▶ **Exercise prompt**
Below are some records. How many of their lines contain the string "ylabel"? Give the number only.

▶ **Exercise data**
## START
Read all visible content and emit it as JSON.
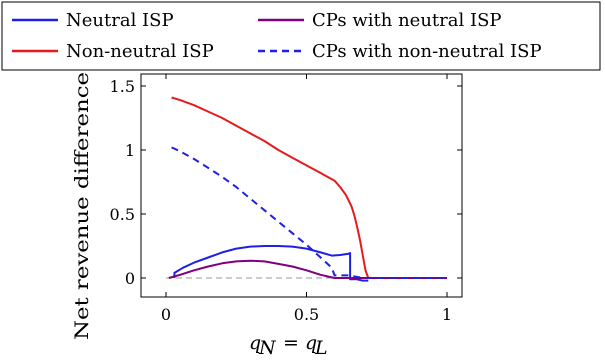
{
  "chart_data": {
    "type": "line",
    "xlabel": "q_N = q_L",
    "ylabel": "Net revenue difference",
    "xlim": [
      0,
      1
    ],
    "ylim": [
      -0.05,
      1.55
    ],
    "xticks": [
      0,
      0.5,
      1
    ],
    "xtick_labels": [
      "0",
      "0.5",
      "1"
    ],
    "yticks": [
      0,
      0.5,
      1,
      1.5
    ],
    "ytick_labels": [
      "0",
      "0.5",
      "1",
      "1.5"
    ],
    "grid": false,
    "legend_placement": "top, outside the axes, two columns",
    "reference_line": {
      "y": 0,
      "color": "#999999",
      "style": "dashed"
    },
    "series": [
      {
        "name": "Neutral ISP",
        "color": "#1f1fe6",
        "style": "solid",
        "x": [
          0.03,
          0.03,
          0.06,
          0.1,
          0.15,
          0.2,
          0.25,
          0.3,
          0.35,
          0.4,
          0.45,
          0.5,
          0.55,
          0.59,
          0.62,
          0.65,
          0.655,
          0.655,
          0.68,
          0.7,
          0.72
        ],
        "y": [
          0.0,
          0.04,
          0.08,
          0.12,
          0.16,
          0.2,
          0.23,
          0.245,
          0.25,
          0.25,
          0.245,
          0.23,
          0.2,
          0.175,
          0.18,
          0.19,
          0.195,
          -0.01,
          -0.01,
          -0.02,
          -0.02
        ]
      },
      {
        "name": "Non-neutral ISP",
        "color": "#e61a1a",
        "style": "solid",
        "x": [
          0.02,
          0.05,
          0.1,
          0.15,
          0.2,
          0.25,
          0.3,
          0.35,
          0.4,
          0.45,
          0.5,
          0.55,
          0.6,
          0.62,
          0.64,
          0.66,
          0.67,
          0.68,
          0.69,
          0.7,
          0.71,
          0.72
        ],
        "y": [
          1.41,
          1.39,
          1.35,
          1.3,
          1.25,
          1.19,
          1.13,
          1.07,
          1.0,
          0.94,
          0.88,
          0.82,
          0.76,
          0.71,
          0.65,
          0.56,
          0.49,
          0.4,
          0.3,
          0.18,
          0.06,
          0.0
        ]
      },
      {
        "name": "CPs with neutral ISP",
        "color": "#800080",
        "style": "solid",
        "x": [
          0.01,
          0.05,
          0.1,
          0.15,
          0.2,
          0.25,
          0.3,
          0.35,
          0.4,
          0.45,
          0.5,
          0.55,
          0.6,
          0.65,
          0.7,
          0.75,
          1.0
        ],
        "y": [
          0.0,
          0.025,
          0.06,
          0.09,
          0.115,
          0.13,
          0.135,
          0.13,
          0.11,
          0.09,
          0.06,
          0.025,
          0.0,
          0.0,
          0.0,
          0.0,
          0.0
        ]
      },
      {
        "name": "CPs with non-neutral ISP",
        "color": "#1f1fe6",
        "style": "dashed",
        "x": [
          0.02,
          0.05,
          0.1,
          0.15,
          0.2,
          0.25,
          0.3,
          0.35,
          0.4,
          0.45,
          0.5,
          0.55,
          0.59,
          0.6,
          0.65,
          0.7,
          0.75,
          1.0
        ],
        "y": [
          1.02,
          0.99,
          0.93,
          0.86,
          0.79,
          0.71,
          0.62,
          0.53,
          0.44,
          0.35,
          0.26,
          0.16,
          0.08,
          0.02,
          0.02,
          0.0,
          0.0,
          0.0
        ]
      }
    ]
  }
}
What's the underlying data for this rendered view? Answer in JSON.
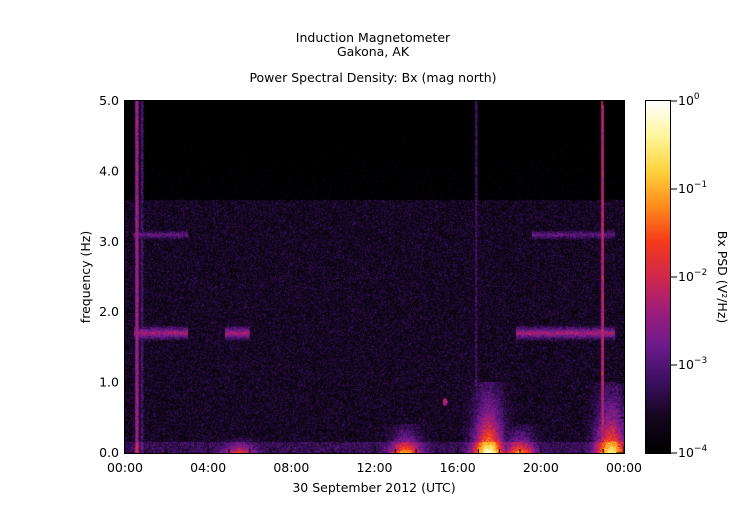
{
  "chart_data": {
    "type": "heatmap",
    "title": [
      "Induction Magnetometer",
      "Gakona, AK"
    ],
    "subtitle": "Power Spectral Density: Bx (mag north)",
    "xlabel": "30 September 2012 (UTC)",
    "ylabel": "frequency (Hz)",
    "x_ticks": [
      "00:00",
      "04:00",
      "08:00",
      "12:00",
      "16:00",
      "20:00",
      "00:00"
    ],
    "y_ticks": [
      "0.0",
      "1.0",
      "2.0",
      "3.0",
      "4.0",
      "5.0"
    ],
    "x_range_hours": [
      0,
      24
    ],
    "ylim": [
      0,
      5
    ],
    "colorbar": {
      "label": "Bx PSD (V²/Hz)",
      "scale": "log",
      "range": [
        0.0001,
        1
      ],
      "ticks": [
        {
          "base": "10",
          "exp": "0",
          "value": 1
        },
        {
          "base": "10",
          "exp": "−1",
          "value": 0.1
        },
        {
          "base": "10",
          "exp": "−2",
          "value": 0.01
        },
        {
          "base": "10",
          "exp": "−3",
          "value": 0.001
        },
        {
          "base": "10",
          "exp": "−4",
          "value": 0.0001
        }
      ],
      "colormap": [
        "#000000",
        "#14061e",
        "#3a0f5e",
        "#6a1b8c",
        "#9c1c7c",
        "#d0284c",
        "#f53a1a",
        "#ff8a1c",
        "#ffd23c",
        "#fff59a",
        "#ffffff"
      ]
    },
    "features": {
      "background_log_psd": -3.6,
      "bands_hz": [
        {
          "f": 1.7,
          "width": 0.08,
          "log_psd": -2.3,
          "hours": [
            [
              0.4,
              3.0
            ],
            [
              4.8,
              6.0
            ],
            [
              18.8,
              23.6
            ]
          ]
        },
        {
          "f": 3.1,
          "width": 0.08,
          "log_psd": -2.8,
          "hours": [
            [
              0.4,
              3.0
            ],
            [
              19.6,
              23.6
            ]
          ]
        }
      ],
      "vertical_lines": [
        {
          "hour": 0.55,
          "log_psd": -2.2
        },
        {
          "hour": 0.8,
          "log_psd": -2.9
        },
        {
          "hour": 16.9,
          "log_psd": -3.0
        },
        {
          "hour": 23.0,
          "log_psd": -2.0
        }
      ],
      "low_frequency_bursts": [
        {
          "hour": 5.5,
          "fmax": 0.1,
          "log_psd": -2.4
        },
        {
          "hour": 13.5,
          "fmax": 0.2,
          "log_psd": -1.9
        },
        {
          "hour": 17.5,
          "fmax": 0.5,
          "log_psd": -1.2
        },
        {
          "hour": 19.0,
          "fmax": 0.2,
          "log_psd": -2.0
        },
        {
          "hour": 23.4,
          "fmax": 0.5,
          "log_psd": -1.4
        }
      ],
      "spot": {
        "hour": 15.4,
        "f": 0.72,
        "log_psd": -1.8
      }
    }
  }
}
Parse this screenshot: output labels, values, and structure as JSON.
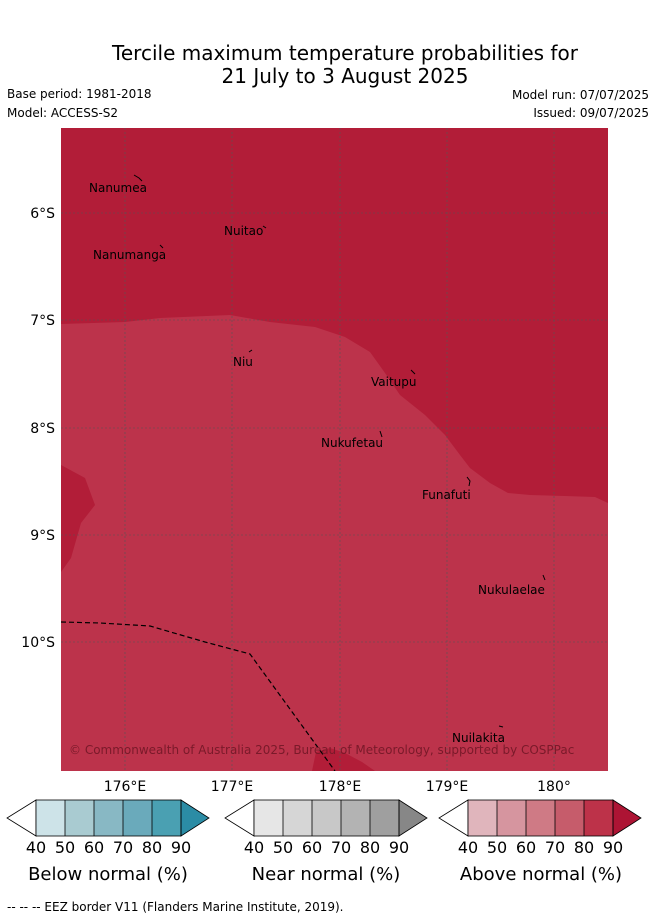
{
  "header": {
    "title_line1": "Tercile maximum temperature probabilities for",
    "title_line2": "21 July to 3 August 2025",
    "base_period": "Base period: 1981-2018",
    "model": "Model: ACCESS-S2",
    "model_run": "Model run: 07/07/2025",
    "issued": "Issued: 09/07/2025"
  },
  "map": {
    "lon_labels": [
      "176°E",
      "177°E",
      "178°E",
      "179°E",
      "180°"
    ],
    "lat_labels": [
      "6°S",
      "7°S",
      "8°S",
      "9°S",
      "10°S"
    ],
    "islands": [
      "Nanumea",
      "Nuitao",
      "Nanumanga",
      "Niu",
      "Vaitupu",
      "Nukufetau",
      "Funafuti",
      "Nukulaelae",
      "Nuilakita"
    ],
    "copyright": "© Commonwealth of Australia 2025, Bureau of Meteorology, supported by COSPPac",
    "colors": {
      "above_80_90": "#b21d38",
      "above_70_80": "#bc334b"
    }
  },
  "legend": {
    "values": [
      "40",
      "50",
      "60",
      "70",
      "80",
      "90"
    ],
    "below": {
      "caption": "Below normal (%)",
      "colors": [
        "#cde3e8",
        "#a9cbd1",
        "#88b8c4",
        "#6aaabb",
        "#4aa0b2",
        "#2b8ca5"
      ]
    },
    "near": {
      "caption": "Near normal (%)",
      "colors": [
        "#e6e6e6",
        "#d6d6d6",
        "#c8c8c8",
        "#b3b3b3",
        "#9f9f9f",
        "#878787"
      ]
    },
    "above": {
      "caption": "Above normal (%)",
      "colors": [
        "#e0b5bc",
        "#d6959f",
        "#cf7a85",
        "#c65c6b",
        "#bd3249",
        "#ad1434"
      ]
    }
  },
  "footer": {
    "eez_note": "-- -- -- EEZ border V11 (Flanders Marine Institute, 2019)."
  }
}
## END
▶ **Finished task**
2